**PROBLEM DESCRIPTION**
Whenever a line contains the string "speak", copy it out of the entries.

[begin RECORDS FOR THE TASK]

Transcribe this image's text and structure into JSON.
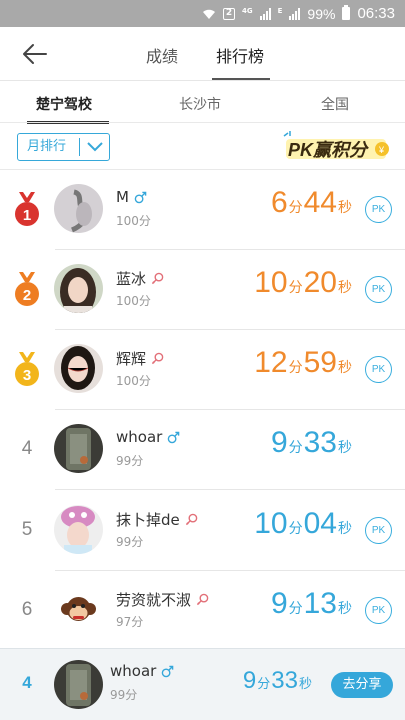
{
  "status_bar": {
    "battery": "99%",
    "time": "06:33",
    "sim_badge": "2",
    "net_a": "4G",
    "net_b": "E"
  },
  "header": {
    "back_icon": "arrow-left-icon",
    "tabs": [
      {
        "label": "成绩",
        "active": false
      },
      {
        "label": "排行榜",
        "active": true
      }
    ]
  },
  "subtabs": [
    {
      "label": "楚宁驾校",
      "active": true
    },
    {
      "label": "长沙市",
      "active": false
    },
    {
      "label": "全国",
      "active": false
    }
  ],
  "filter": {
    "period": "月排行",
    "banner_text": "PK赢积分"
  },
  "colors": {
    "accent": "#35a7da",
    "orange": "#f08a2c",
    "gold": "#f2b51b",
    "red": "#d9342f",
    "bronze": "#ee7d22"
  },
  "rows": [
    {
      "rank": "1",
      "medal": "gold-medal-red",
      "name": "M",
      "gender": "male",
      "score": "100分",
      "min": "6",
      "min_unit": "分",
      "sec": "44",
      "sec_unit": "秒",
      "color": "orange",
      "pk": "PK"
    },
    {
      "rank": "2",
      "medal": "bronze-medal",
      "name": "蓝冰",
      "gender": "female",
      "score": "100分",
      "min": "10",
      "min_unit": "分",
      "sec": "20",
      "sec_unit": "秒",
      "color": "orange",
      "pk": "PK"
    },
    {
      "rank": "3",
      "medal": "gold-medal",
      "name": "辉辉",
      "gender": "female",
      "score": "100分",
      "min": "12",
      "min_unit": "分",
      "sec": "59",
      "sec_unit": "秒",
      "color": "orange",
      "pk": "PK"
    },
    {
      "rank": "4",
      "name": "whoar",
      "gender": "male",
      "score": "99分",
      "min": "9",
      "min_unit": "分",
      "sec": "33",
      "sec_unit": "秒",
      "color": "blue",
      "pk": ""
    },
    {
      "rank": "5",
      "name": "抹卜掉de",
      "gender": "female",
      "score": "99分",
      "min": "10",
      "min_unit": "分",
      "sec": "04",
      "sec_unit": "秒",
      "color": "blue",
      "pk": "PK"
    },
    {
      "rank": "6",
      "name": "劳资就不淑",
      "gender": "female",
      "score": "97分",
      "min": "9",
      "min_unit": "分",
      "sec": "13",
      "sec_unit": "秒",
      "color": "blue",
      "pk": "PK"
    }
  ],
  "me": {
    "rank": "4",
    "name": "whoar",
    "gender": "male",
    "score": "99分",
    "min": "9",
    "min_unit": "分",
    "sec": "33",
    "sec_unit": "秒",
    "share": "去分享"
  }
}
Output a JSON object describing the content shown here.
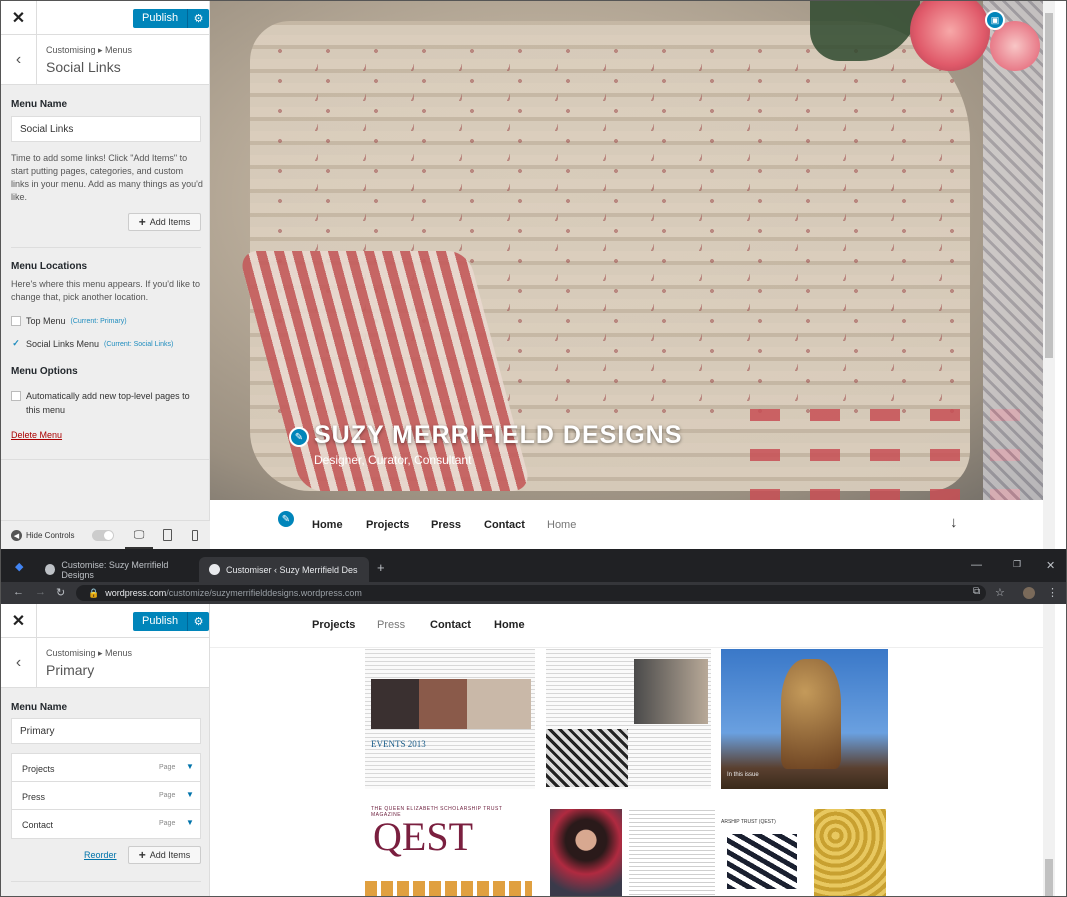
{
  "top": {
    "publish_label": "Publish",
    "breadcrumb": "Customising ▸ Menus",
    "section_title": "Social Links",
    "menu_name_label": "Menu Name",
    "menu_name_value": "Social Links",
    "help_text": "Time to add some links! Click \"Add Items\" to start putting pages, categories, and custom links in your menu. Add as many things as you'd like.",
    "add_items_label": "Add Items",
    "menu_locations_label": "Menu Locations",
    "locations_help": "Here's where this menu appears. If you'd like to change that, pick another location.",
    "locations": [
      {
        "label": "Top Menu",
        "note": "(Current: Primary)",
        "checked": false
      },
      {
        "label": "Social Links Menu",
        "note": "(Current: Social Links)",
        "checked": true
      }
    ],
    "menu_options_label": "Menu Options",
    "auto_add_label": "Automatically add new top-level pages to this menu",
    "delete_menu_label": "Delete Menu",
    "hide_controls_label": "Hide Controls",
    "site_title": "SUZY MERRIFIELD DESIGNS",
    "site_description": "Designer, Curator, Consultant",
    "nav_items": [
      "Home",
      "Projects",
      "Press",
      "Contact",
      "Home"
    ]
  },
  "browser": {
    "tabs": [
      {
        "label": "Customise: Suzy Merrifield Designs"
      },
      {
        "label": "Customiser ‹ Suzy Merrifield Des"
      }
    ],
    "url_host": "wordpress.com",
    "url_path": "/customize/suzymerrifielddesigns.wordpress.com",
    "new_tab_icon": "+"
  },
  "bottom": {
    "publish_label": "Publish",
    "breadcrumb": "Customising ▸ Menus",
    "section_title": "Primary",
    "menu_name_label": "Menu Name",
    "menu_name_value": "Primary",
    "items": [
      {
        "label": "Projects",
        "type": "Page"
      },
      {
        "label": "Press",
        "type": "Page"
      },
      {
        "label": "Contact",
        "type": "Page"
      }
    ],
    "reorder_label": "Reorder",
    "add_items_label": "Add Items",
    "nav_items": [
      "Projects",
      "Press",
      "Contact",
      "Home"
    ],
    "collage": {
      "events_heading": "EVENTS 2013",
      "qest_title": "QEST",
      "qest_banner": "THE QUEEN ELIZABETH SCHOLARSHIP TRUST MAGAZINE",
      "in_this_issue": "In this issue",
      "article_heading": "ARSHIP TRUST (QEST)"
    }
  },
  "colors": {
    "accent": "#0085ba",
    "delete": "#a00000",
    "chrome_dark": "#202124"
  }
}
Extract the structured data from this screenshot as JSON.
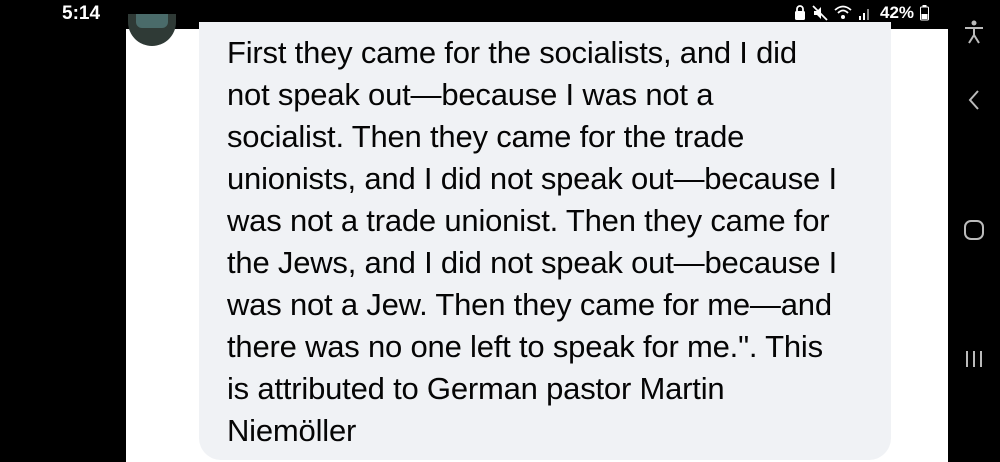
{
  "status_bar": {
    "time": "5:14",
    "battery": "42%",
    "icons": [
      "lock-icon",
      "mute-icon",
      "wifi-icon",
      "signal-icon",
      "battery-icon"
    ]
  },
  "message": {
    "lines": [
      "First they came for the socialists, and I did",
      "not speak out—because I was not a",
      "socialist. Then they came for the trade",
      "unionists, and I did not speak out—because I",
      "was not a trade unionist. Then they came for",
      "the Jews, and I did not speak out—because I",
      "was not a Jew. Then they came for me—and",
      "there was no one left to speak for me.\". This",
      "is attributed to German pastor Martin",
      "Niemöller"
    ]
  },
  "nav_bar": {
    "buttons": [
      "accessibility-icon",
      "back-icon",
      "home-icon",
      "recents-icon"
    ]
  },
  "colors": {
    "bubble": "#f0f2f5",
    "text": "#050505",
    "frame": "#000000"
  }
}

[end RECORDS FOR THE TASK]

**SOLUTION TO THE EXERCISE**
      "not speak out—because I was not a",
      "unionists, and I did not speak out—because I",
      "the Jews, and I did not speak out—because I",
      "there was no one left to speak for me.\". This",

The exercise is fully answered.